*Task to complete*:
Pull out every line containing the string "ширина".

*Data for processing*:
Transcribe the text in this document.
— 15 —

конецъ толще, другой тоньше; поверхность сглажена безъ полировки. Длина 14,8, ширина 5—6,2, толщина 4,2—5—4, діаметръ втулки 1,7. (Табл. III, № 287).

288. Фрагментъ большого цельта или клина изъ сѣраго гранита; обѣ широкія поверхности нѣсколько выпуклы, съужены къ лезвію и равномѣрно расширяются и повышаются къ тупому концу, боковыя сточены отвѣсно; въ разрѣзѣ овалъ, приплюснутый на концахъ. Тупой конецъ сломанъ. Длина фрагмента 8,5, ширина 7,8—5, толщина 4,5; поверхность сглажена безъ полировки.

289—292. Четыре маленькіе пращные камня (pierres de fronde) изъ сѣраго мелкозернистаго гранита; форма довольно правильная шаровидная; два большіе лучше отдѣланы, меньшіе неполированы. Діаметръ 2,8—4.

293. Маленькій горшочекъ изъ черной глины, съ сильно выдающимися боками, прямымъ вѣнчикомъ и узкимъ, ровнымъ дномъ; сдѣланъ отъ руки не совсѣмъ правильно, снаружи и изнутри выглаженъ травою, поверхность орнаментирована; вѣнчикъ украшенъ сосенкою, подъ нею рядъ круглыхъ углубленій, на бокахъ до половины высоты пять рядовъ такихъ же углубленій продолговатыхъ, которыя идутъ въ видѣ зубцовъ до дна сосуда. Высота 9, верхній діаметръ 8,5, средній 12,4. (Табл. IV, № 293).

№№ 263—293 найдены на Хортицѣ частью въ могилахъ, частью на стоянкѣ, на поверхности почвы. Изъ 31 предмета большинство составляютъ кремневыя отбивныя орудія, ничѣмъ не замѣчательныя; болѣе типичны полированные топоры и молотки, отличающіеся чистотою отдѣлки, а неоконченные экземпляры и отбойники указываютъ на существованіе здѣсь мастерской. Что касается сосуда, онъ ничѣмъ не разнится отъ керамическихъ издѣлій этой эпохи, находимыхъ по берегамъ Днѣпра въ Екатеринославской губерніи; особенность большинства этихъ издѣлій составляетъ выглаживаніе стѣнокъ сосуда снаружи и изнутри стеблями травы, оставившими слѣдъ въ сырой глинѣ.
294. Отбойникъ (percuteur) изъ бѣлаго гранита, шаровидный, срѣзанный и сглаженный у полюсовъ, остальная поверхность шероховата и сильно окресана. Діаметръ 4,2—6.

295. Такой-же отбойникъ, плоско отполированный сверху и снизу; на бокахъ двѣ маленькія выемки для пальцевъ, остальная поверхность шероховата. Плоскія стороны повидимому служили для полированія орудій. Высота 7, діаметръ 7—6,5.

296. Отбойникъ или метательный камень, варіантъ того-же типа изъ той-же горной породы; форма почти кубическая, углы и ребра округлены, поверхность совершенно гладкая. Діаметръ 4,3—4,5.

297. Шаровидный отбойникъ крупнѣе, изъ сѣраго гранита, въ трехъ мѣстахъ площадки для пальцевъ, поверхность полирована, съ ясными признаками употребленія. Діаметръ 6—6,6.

*Result of this exercise*:
конецъ толще, другой тоньше; поверхность сглажена безъ полировки. Длина 14,8, ширина 5—6,2, толщина 4,2—5—4, діаметръ втулки 1,7. (Табл. III, № 287).
288. Фрагментъ большого цельта или клина изъ сѣраго гранита; обѣ широкія поверхности нѣсколько выпуклы, съужены къ лезвію и равномѣрно расширяются и повышаются къ тупому концу, боковыя сточены отвѣсно; въ разрѣзѣ овалъ, приплюснутый на концахъ. Тупой конецъ сломанъ. Длина фрагмента 8,5, ширина 7,8—5, толщина 4,5; поверхность сглажена безъ полировки.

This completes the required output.